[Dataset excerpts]

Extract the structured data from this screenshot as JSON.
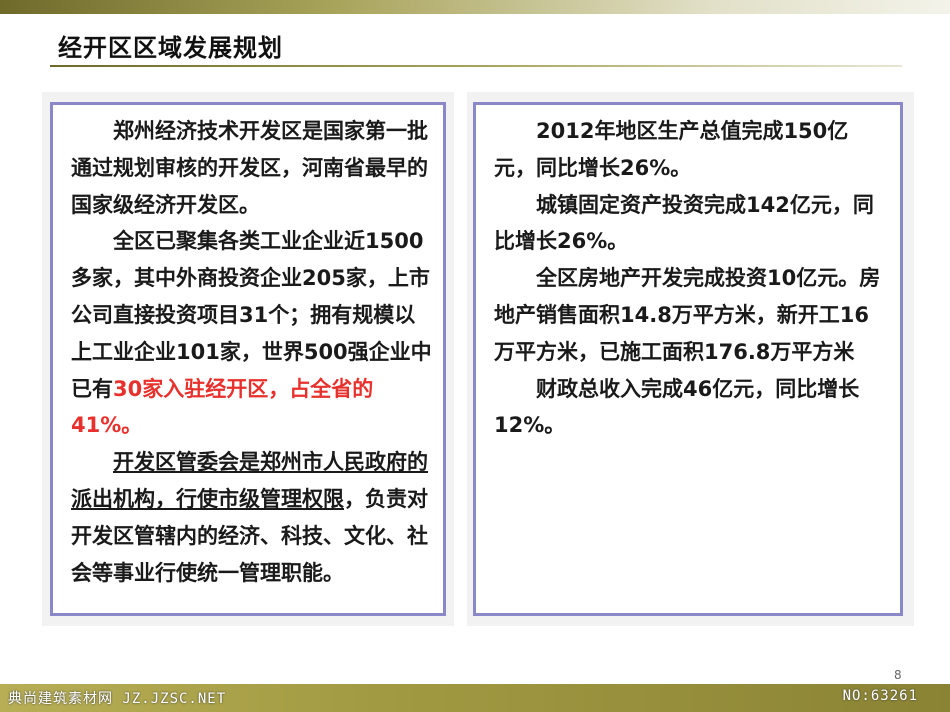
{
  "slide": {
    "title": "经开区区域发展规划",
    "page_number": "8"
  },
  "left_card": {
    "para1": "郑州经济技术开发区是国家第一批通过规划审核的开发区，河南省最早的国家级经济开发区。",
    "para2_normal": "全区已聚集各类工业企业近1500多家，其中外商投资企业205家，上市公司直接投资项目31个；拥有规模以上工业企业101家，世界500强企业中已有",
    "para2_red": "30家入驻经开区，占全省的41%。",
    "para3_underlined": "开发区管委会是郑州市人民政府的派出机构，行使市级管理权限",
    "para3_rest": "，负责对开发区管辖内的经济、科技、文化、社会等事业行使统一管理职能。"
  },
  "right_card": {
    "para1": "2012年地区生产总值完成150亿元，同比增长26%。",
    "para2": "城镇固定资产投资完成142亿元，同比增长26%。",
    "para3": "全区房地产开发完成投资10亿元。房地产销售面积14.8万平方米，新开工16万平方米，已施工面积176.8万平方米",
    "para4": "财政总收入完成46亿元，同比增长12%。"
  },
  "watermark": {
    "left": "典尚建筑素材网 JZ.JZSC.NET",
    "right": "NO:63261"
  },
  "colors": {
    "card_border": "#8a88c8",
    "highlight": "#e8302c",
    "band": "#a29a42"
  }
}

● EXERCISE TASK:
From the entries above, output every line exactly and omit any image.

● WRITTEN ANSWER:
Extract the structured data from this screenshot as JSON.
{
  "slide": {
    "title": "经开区区域发展规划",
    "page_number": "8"
  },
  "left_card": {
    "para1": "郑州经济技术开发区是国家第一批通过规划审核的开发区，河南省最早的国家级经济开发区。",
    "para2_normal": "全区已聚集各类工业企业近1500多家，其中外商投资企业205家，上市公司直接投资项目31个；拥有规模以上工业企业101家，世界500强企业中已有",
    "para2_red": "30家入驻经开区，占全省的41%。",
    "para3_underlined": "开发区管委会是郑州市人民政府的派出机构，行使市级管理权限",
    "para3_rest": "，负责对开发区管辖内的经济、科技、文化、社会等事业行使统一管理职能。"
  },
  "right_card": {
    "para1": "2012年地区生产总值完成150亿元，同比增长26%。",
    "para2": "城镇固定资产投资完成142亿元，同比增长26%。",
    "para3": "全区房地产开发完成投资10亿元。房地产销售面积14.8万平方米，新开工16万平方米，已施工面积176.8万平方米",
    "para4": "财政总收入完成46亿元，同比增长12%。"
  },
  "watermark": {
    "left": "典尚建筑素材网 JZ.JZSC.NET",
    "right": "NO:63261"
  },
  "colors": {
    "card_border": "#8a88c8",
    "highlight": "#e8302c",
    "band": "#a29a42"
  }
}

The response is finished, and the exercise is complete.